RocketMQ 磁盘满处理方式

rocketmq

An explanation of how RocketMQ handles disk full scenarios, including the error message, relevant source code, and the disk space checking mechanism.

2024-09-03

在本地启动 RocketMQ, 用 Producer 推消息的时候发现消息发送失败, 提示磁盘满失败

org.apache.rocketmq.client.exception.MQClientException: Send [3] times, still failed, cost [2148]ms, Topic: TopicTest, BrokersSent: [linzihaos-MacBook-Pro.local, linzihaos-MacBook-Pro.local, linzihaos-MacBook-Pro.local]
See http://rocketmq.apache.org/docs/faq/ for further details.
at org.apache.rocketmq.client.impl.producer.DefaultMQProducerImpl.sendDefaultImpl(DefaultMQProducerImpl.java:715)
at org.apache.rocketmq.client.impl.producer.DefaultMQProducerImpl.send(DefaultMQProducerImpl.java:1426)
at org.apache.rocketmq.client.impl.producer.DefaultMQProducerImpl.send(DefaultMQProducerImpl.java:1369)
at org.apache.rocketmq.client.producer.DefaultMQProducer.send(DefaultMQProducer.java:351)
at org.apache.rocketmq.example.quickstart.Producer.main(Producer.java:79)
Caused by: org.apache.rocketmq.client.exception.MQBrokerException: CODE: 14  DESC: service not available now. It may be caused by one of the following reasons: the broker's disk is full [CL:  0.90 CQ:  0.90 INDEX:  0.90], messages are put to the slave, message store has been shut down, etc. BROKER: 10.10.1.118:10911

看源码发现 DefaultMessageStore 里面有个定时任务, CleanCommitLogService, 会周期性的检查硬盘状态并做清除操作

private void addScheduleTask() {
    this.scheduledExecutorService.scheduleAtFixedRate(new AbstractBrokerRunnable(this.getBrokerIdentity()) {
        @Override
        public void run2() {
            DefaultMessageStore.this.cleanFilesPeriodically();
        }
    }, 1000 * 60, this.messageStoreConfig.getCleanResourceInterval(), TimeUnit.MILLISECONDS);

    ... // 其他定时器
}

跟随 cleanFilesPeriodically 的调用链, 调用了 deleteExpiredFiles, 然后 isSpaceToDelete. 在这个方法里面, 检查了实际硬盘容量 minPhysicRatio, 和配置的 warning level getDiskSpaceWarningLevelRatio. 如果实际使用量已经超过预设的比例, 就会把 runningFlags 设置为磁盘已满的状态

private boolean isSpaceToDelete() {
...

☆ ☆ ☆ ☆

• 任务设定 a:
请从下面的数据行中挑出所有含有字符串“sociaux”的行，并逐行抄录。

• 源数据记录:

☆ ☆ ☆ ☆

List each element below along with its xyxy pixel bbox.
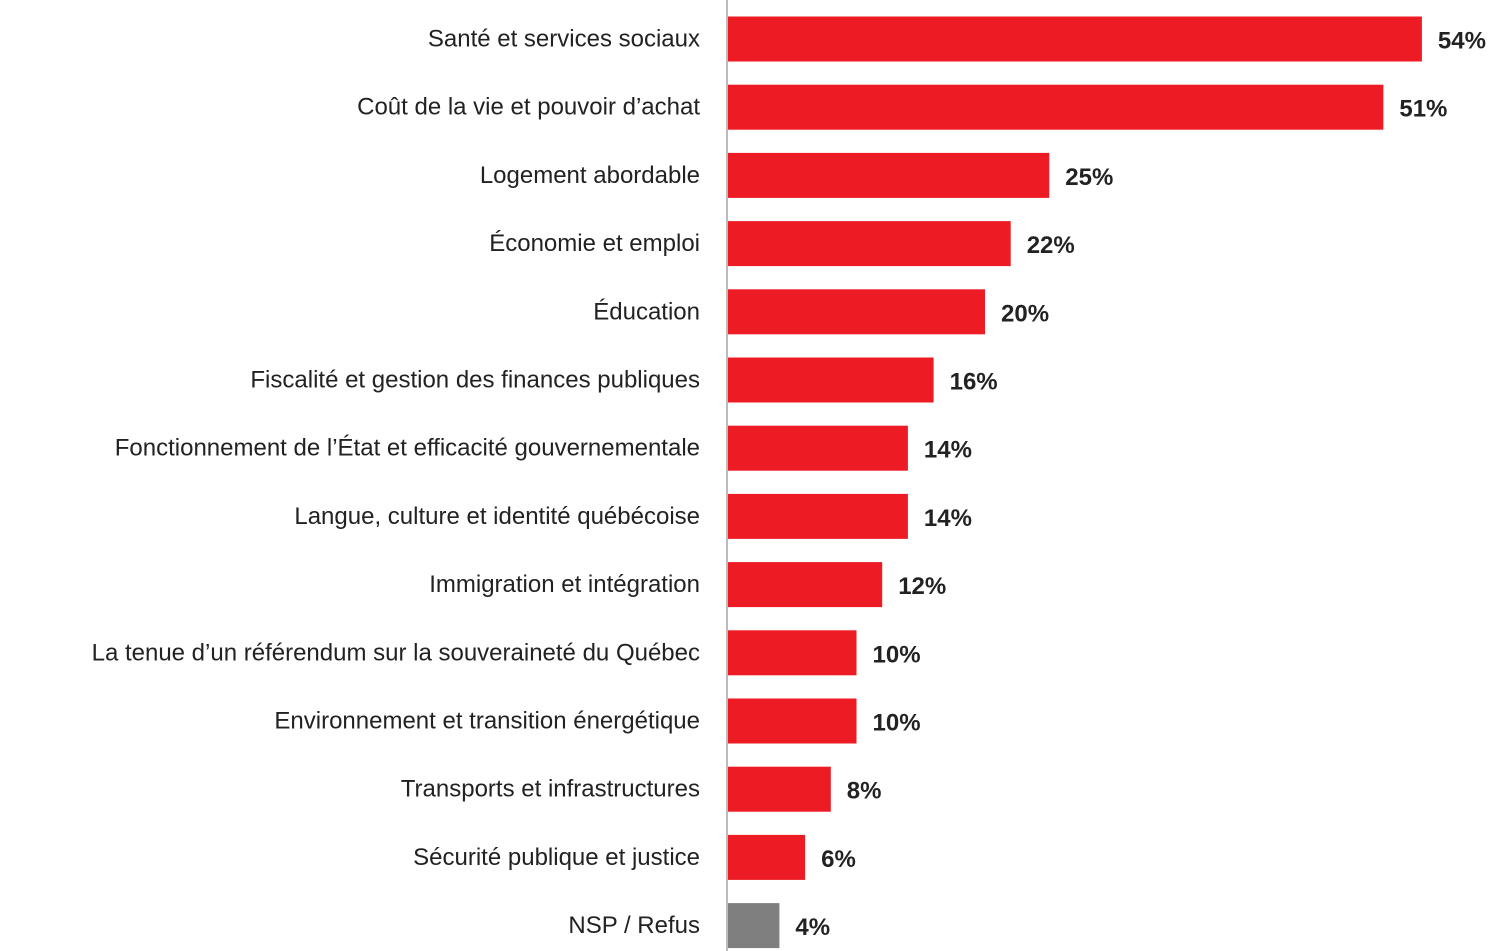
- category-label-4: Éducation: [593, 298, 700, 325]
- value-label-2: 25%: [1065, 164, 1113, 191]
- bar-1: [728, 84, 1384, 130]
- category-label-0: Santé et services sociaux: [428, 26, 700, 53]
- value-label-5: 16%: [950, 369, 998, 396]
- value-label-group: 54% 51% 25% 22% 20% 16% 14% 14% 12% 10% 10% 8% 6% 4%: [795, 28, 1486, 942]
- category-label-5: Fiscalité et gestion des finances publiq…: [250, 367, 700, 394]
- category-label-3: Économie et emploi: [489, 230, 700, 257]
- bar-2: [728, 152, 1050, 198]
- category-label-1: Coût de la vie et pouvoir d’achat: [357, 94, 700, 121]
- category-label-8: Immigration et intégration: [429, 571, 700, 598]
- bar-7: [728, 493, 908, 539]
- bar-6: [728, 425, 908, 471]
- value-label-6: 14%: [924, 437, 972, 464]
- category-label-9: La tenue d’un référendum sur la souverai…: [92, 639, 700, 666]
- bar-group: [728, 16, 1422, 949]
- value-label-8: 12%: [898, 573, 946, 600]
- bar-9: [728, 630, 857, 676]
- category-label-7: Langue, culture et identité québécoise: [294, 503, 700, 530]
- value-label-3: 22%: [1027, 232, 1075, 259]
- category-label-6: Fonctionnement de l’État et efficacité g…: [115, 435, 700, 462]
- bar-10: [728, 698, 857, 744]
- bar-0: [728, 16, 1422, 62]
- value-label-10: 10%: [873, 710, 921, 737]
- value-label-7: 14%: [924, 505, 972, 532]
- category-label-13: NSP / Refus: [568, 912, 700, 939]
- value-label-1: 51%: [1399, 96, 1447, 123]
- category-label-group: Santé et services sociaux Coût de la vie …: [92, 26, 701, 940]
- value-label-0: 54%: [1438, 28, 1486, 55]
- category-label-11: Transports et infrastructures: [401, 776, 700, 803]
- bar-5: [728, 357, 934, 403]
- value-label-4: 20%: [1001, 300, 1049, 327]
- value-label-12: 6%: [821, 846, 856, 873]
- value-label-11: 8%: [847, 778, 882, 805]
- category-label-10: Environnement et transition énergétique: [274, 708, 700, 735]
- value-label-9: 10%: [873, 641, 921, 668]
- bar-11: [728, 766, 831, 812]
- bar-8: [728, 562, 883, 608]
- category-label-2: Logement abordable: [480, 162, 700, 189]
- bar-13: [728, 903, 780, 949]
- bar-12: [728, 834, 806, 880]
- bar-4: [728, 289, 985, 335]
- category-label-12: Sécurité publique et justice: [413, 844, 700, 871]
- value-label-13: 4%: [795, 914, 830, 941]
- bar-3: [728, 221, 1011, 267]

☆ ☆ ☆ ☆

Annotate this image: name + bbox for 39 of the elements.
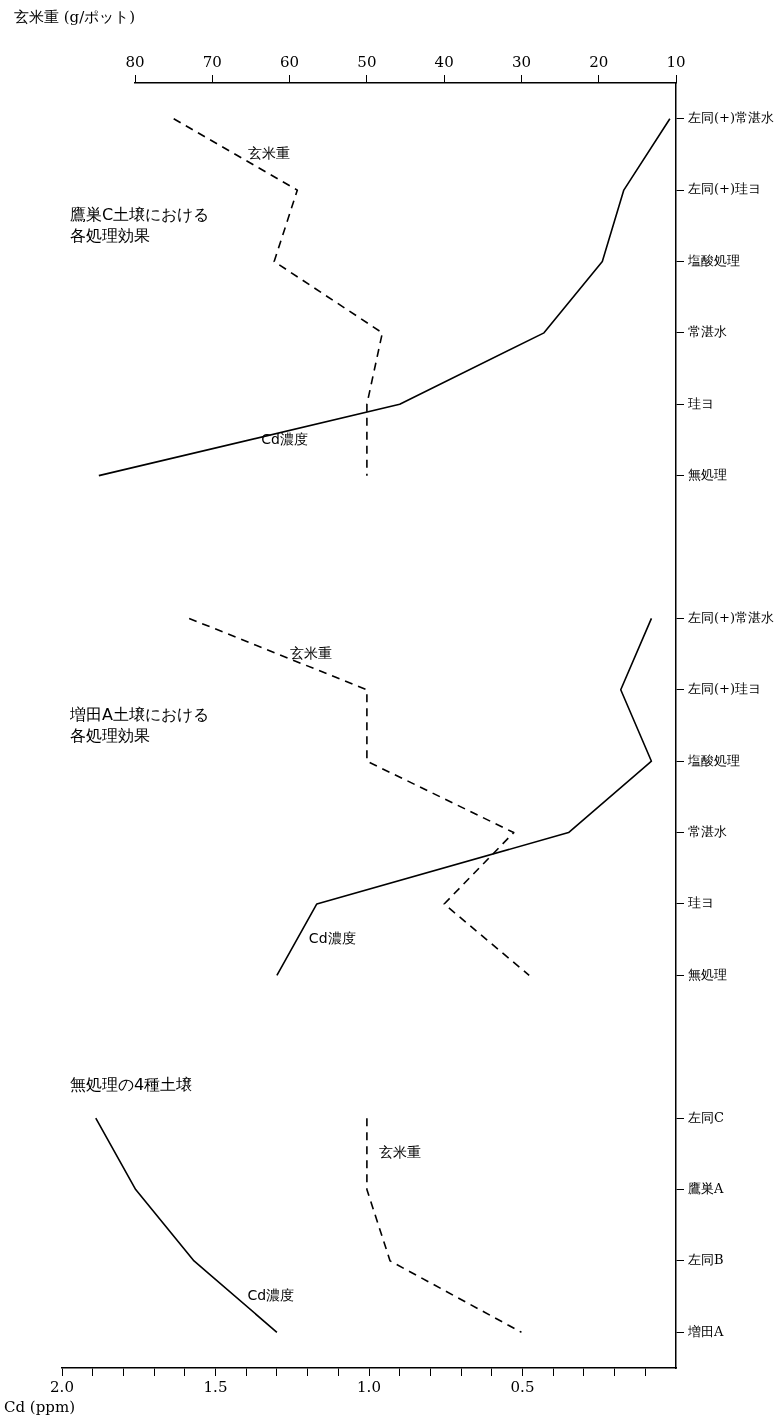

☆ ☆ ☆ ☆

• 任务设定 b:
请用两句话概括上文关于 RocketMQ 磁盘满处理方式的内容。

• 练习结果 a:
- category-label-0: Santé et services sociaux: [428, 26, 700, 53]
- category-label-group: Santé et services sociaux Coût de la vie …: [92, 26, 701, 940]

• 练习结果 b:
在本地启动 RocketMQ 后，用 Producer 推送消息失败，报错提示磁盘已满。查看源码发现，DefaultMessageStore 中有定时任务周期性检查硬盘状态并做清除操作：调用链经 cleanFilesPeriodically、deleteExpiredFiles 到 isSpaceToDelete，若实际使用量超过配置的警戒比例，就把 runningFlags 设为磁盘已满的状态。